**SHORT EXERCISE:**
Quote all of the data that follows exactly as written, skipping the images.

[START OF RECORDS]

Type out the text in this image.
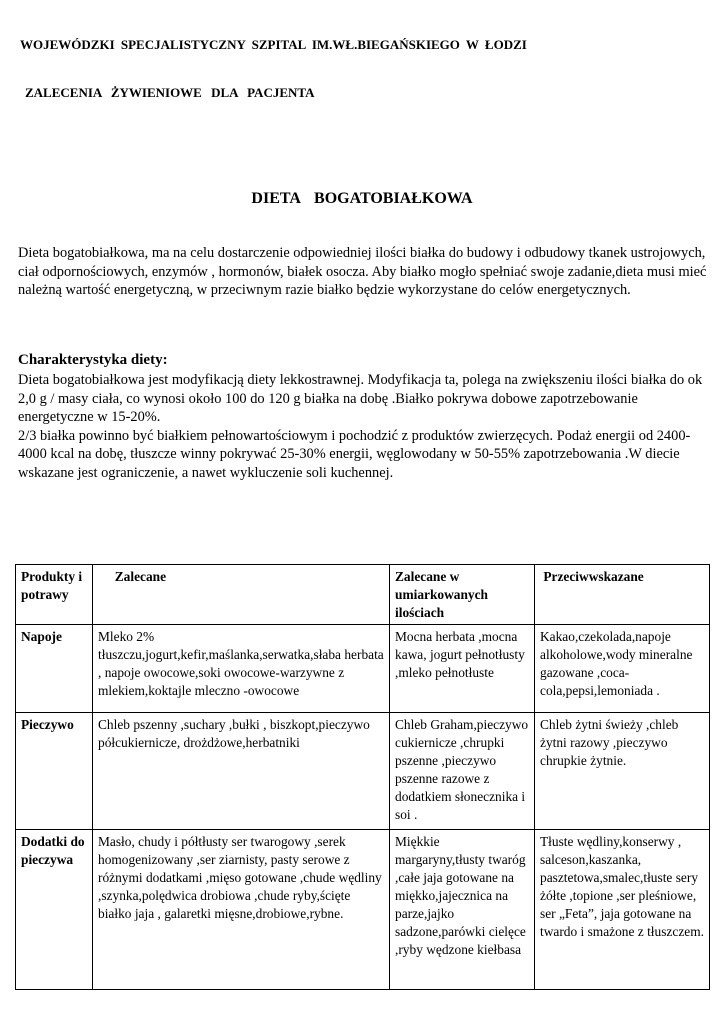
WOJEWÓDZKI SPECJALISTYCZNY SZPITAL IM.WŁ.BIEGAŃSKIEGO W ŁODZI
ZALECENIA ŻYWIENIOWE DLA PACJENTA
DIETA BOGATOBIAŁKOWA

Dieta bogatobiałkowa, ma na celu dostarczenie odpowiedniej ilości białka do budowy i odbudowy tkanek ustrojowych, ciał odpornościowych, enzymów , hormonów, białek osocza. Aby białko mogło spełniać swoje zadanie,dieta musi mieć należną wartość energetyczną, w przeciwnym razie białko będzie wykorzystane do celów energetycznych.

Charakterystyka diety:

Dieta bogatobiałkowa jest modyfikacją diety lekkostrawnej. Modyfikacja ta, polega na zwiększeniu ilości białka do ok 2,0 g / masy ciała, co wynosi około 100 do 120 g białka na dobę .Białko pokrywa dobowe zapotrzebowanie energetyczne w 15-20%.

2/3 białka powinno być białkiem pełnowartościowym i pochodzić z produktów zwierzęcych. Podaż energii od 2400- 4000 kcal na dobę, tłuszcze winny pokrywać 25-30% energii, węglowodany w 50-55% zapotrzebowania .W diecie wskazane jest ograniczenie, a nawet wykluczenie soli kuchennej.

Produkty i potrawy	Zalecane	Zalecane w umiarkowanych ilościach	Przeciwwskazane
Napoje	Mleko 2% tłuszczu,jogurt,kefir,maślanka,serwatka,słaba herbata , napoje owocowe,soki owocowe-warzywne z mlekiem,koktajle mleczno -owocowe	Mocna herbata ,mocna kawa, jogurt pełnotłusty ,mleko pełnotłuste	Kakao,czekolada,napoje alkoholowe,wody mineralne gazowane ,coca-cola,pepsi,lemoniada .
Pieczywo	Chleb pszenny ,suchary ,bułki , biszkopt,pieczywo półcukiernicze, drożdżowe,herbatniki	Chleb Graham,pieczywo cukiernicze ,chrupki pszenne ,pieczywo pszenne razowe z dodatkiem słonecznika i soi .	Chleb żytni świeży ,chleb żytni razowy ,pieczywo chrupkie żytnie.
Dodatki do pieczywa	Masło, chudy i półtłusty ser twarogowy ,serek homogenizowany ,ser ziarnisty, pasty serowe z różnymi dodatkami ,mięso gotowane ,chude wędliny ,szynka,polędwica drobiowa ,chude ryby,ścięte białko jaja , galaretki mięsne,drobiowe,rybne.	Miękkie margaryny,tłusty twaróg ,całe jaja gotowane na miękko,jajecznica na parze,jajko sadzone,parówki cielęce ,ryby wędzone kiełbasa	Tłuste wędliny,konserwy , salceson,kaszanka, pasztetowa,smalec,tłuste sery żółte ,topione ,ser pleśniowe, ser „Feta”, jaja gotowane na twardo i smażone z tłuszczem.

[END OF RECORDS]

**RESPONSE BELOW:**
Type out the text in this image.
WOJEWÓDZKI SPECJALISTYCZNY SZPITAL IM.WŁ.BIEGAŃSKIEGO W ŁODZI
ZALECENIA ŻYWIENIOWE DLA PACJENTA
DIETA BOGATOBIAŁKOWA

Dieta bogatobiałkowa, ma na celu dostarczenie odpowiedniej ilości białka do budowy i odbudowy tkanek ustrojowych, ciał odpornościowych, enzymów , hormonów, białek osocza. Aby białko mogło spełniać swoje zadanie,dieta musi mieć należną wartość energetyczną, w przeciwnym razie białko będzie wykorzystane do celów energetycznych.

Charakterystyka diety:

Dieta bogatobiałkowa jest modyfikacją diety lekkostrawnej. Modyfikacja ta, polega na zwiększeniu ilości białka do ok 2,0 g / masy ciała, co wynosi około 100 do 120 g białka na dobę .Białko pokrywa dobowe zapotrzebowanie energetyczne w 15-20%.

2/3 białka powinno być białkiem pełnowartościowym i pochodzić z produktów zwierzęcych. Podaż energii od 2400- 4000 kcal na dobę, tłuszcze winny pokrywać 25-30% energii, węglowodany w 50-55% zapotrzebowania .W diecie wskazane jest ograniczenie, a nawet wykluczenie soli kuchennej.

Produkty i potrawy	Zalecane	Zalecane w umiarkowanych ilościach	Przeciwwskazane
Napoje	Mleko 2% tłuszczu,jogurt,kefir,maślanka,serwatka,słaba herbata , napoje owocowe,soki owocowe-warzywne z mlekiem,koktajle mleczno -owocowe	Mocna herbata ,mocna kawa, jogurt pełnotłusty ,mleko pełnotłuste	Kakao,czekolada,napoje alkoholowe,wody mineralne gazowane ,coca-cola,pepsi,lemoniada .
Pieczywo	Chleb pszenny ,suchary ,bułki , biszkopt,pieczywo półcukiernicze, drożdżowe,herbatniki	Chleb Graham,pieczywo cukiernicze ,chrupki pszenne ,pieczywo pszenne razowe z dodatkiem słonecznika i soi .	Chleb żytni świeży ,chleb żytni razowy ,pieczywo chrupkie żytnie.
Dodatki do pieczywa	Masło, chudy i półtłusty ser twarogowy ,serek homogenizowany ,ser ziarnisty, pasty serowe z różnymi dodatkami ,mięso gotowane ,chude wędliny ,szynka,polędwica drobiowa ,chude ryby,ścięte białko jaja , galaretki mięsne,drobiowe,rybne.	Miękkie margaryny,tłusty twaróg ,całe jaja gotowane na miękko,jajecznica na parze,jajko sadzone,parówki cielęce ,ryby wędzone kiełbasa	Tłuste wędliny,konserwy , salceson,kaszanka, pasztetowa,smalec,tłuste sery żółte ,topione ,ser pleśniowe, ser „Feta”, jaja gotowane na twardo i smażone z tłuszczem.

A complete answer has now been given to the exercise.